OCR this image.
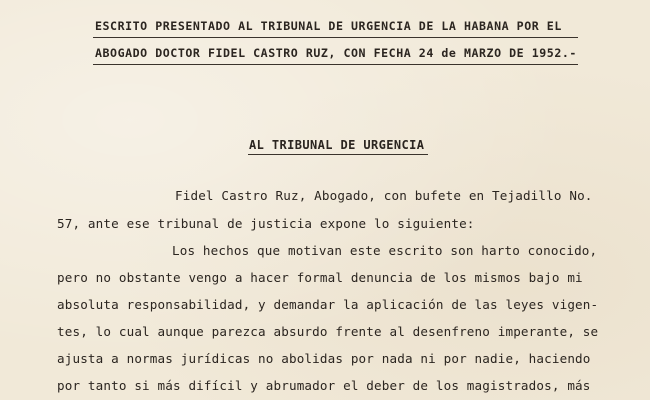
ESCRITO PRESENTADO AL TRIBUNAL DE URGENCIA DE LA HABANA POR EL
ABOGADO DOCTOR FIDEL CASTRO RUZ, CON FECHA 24 de MARZO DE 1952.-
AL TRIBUNAL DE URGENCIA
Fidel Castro Ruz, Abogado, con bufete en Tejadillo No.
57, ante ese tribunal de justicia expone lo siguiente:
Los hechos que motivan este escrito son harto conocido,
pero no obstante vengo a hacer formal denuncia de los mismos bajo mi
absoluta responsabilidad, y demandar la aplicación de las leyes vigen-
tes, lo cual aunque parezca absurdo frente al desenfreno imperante, se
ajusta a normas jurídicas no abolidas por nada ni por nadie, haciendo
por tanto si más difícil y abrumador el deber de los magistrados, más
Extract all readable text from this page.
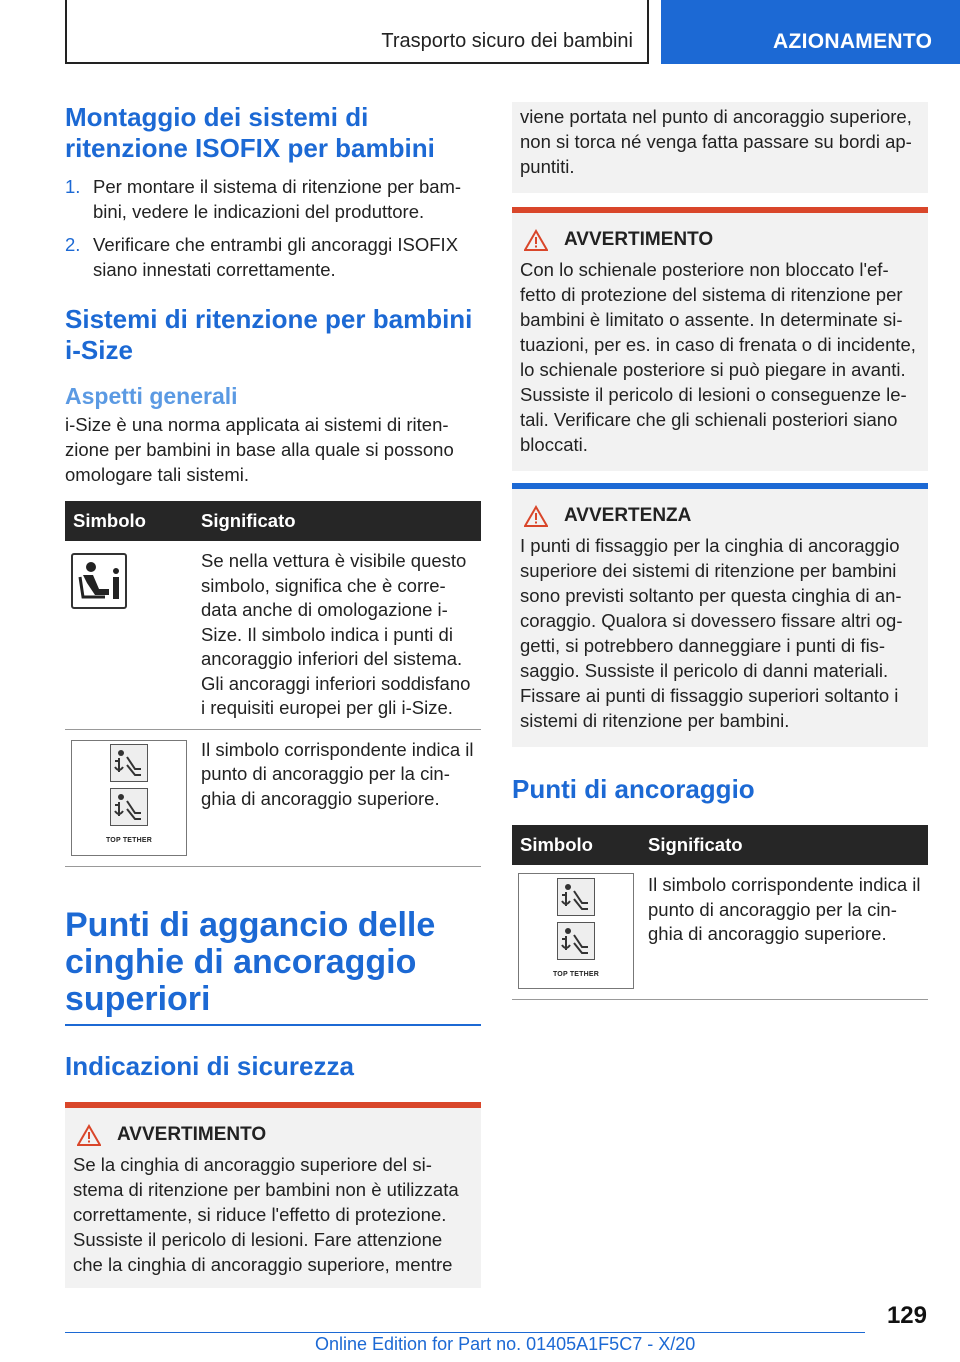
Trasporto sicuro dei bambini	AZIONAMENTO
Montaggio dei sistemi di ritenzione ISOFIX per bambini
1. Per montare il sistema di ritenzione per bam-bini, vedere le indicazioni del produttore.
2. Verificare che entrambi gli ancoraggi ISOFIX siano innestati correttamente.
Sistemi di ritenzione per bambini i-Size
Aspetti generali

i-Size è una norma applicata ai sistemi di riten-zione per bambini in base alla quale si possono omologare tali sistemi.

Simbolo	Significato

	Se nella vettura è visibile questo simbolo, significa che è corre-data anche di omologazione i-Size. Il simbolo indica i punti di ancoraggio inferiori del sistema. Gli ancoraggi inferiori soddisfano i requisiti europei per gli i-Size.

TOP TETHER	Il simbolo corrispondente indica il punto di ancoraggio per la cin-ghia di ancoraggio superiore.
Punti di aggancio delle cinghie di ancoraggio superiori
Indicazioni di sicurezza
AVVERTIMENTO

Se la cinghia di ancoraggio superiore del si-stema di ritenzione per bambini non è utilizzata correttamente, si riduce l'effetto di protezione. Sussiste il pericolo di lesioni. Fare attenzione che la cinghia di ancoraggio superiore, mentre

viene portata nel punto di ancoraggio superiore, non si torca né venga fatta passare su bordi ap-puntiti.

AVVERTIMENTO

Con lo schienale posteriore non bloccato l'ef-fetto di protezione del sistema di ritenzione per bambini è limitato o assente. In determinate si-tuazioni, per es. in caso di frenata o di incidente, lo schienale posteriore si può piegare in avanti. Sussiste il pericolo di lesioni o conseguenze le-tali. Verificare che gli schienali posteriori siano bloccati.

AVVERTENZA

I punti di fissaggio per la cinghia di ancoraggio superiore dei sistemi di ritenzione per bambini sono previsti soltanto per questa cinghia di an-coraggio. Qualora si dovessero fissare altri og-getti, si potrebbero danneggiare i punti di fis-saggio. Sussiste il pericolo di danni materiali. Fissare ai punti di fissaggio superiori soltanto i sistemi di ritenzione per bambini.

Punti di ancoraggio
Simbolo	Significato

TOP TETHER	Il simbolo corrispondente indica il punto di ancoraggio per la cin-ghia di ancoraggio superiore.
129
Online Edition for Part no. 01405A1F5C7 - X/20
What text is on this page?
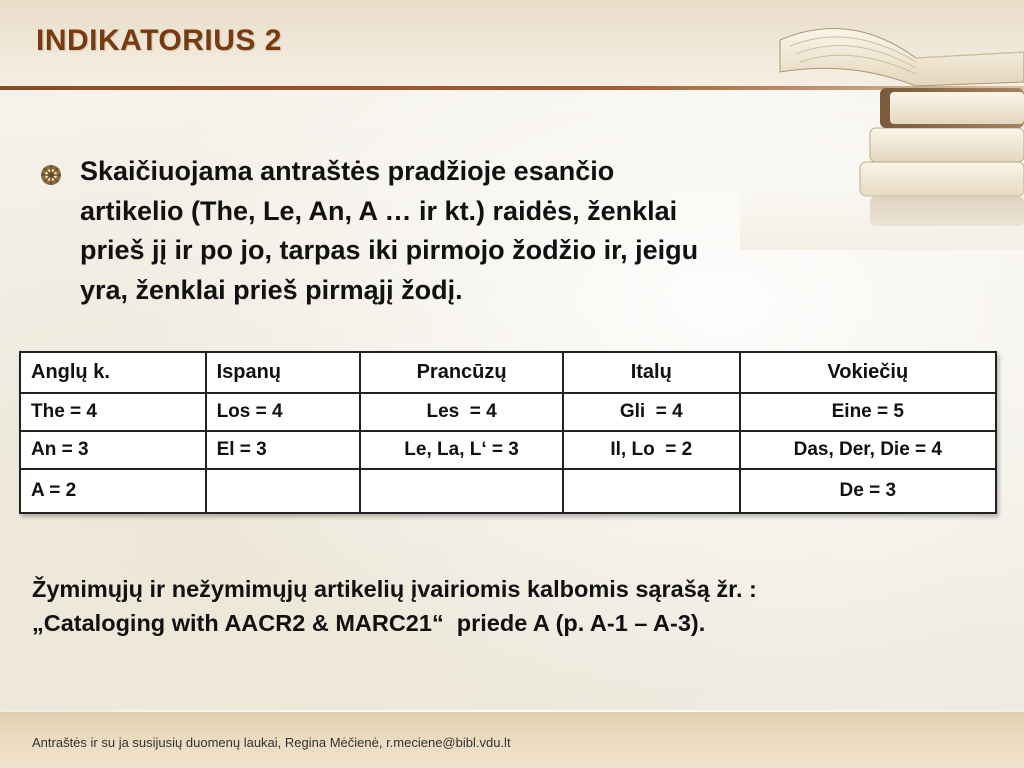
INDIKATORIUS 2
Skaičiuojama antraštės pradžioje esančio
artikelio (The, Le, An, A … ir kt.) raidės, ženklai
prieš jį ir po jo, tarpas iki pirmojo žodžio ir, jeigu
yra, ženklai prieš pirmąjį žodį.
Anglų k.	Ispanų	Prancūzų	Italų	Vokiečių
The = 4	Los = 4	Les  = 4	Gli  = 4	Eine = 5
An = 3	El = 3	Le, La, L‘ = 3	Il, Lo  = 2	Das, Der, Die = 4
A = 2				De = 3
Žymimųjų ir nežymimųjų artikelių įvairiomis kalbomis sąrašą žr. :
„Cataloging with AACR2 & MARC21“  priede A (p. A-1 – A-3).
Antraštės ir su ja susijusių duomenų laukai, Regina Mėčienė, r.meciene@bibl.vdu.lt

WORK TO BE COMPLETED >>
From the listing above, pick out every line containing "page".

REPLY TO THE EXERCISE >>
Extract all readable text from this page.
What text is on this page?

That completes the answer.